══ Extracted data ══

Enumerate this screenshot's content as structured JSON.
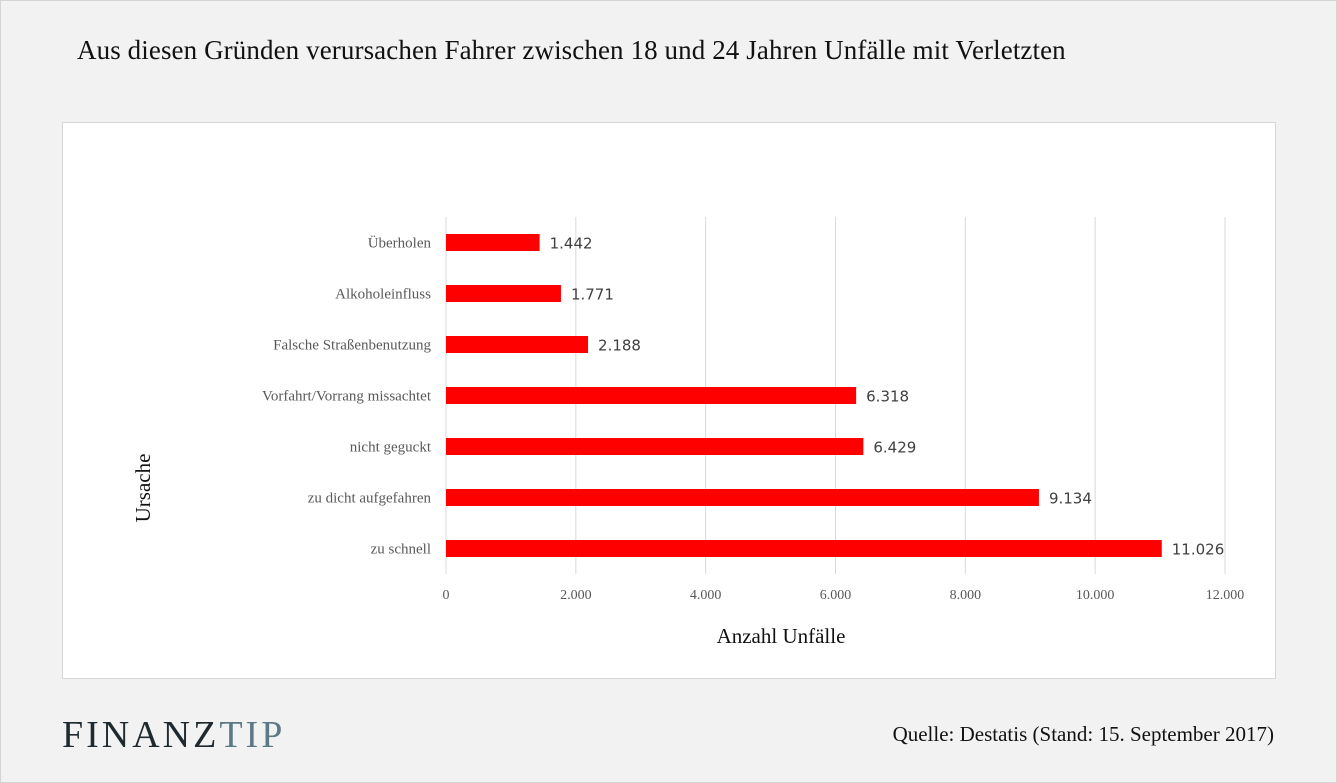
{
  "page": {
    "title": "Aus diesen Gründen verursachen Fahrer zwischen 18 und 24 Jahren Unfälle mit Verletzten",
    "source": "Quelle: Destatis (Stand: 15. September 2017)",
    "logo": {
      "part1": "FINANZ",
      "part2": "TIP"
    }
  },
  "chart_data": {
    "type": "bar",
    "orientation": "horizontal",
    "categories": [
      "Überholen",
      "Alkoholeinfluss",
      "Falsche Straßenbenutzung",
      "Vorfahrt/Vorrang missachtet",
      "nicht geguckt",
      "zu dicht aufgefahren",
      "zu schnell"
    ],
    "values": [
      1442,
      1771,
      2188,
      6318,
      6429,
      9134,
      11026
    ],
    "data_labels": [
      "1.442",
      "1.771",
      "2.188",
      "6.318",
      "6.429",
      "9.134",
      "11.026"
    ],
    "xlabel": "Anzahl Unfälle",
    "ylabel": "Ursache",
    "xlim": [
      0,
      12000
    ],
    "x_ticks": [
      0,
      2000,
      4000,
      6000,
      8000,
      10000,
      12000
    ],
    "x_tick_labels": [
      "0",
      "2.000",
      "4.000",
      "6.000",
      "8.000",
      "10.000",
      "12.000"
    ],
    "grid": "vertical",
    "legend": "none",
    "colors": {
      "bar": "#ff0000",
      "grid": "#d9d9d9",
      "text": "#595959"
    }
  }
}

═══

▸ **What this task involves**: Omit the pictures and restate the rest of the records verbatim.

▸ **Exercise solution**:
Enumerate this screenshot's content as structured JSON.
{
  "page": {
    "title": "Aus diesen Gründen verursachen Fahrer zwischen 18 und 24 Jahren Unfälle mit Verletzten",
    "source": "Quelle: Destatis (Stand: 15. September 2017)",
    "logo": {
      "part1": "FINANZ",
      "part2": "TIP"
    }
  },
  "chart_data": {
    "type": "bar",
    "orientation": "horizontal",
    "categories": [
      "Überholen",
      "Alkoholeinfluss",
      "Falsche Straßenbenutzung",
      "Vorfahrt/Vorrang missachtet",
      "nicht geguckt",
      "zu dicht aufgefahren",
      "zu schnell"
    ],
    "values": [
      1442,
      1771,
      2188,
      6318,
      6429,
      9134,
      11026
    ],
    "data_labels": [
      "1.442",
      "1.771",
      "2.188",
      "6.318",
      "6.429",
      "9.134",
      "11.026"
    ],
    "xlabel": "Anzahl Unfälle",
    "ylabel": "Ursache",
    "xlim": [
      0,
      12000
    ],
    "x_ticks": [
      0,
      2000,
      4000,
      6000,
      8000,
      10000,
      12000
    ],
    "x_tick_labels": [
      "0",
      "2.000",
      "4.000",
      "6.000",
      "8.000",
      "10.000",
      "12.000"
    ],
    "grid": "vertical",
    "legend": "none",
    "colors": {
      "bar": "#ff0000",
      "grid": "#d9d9d9",
      "text": "#595959"
    }
  }
}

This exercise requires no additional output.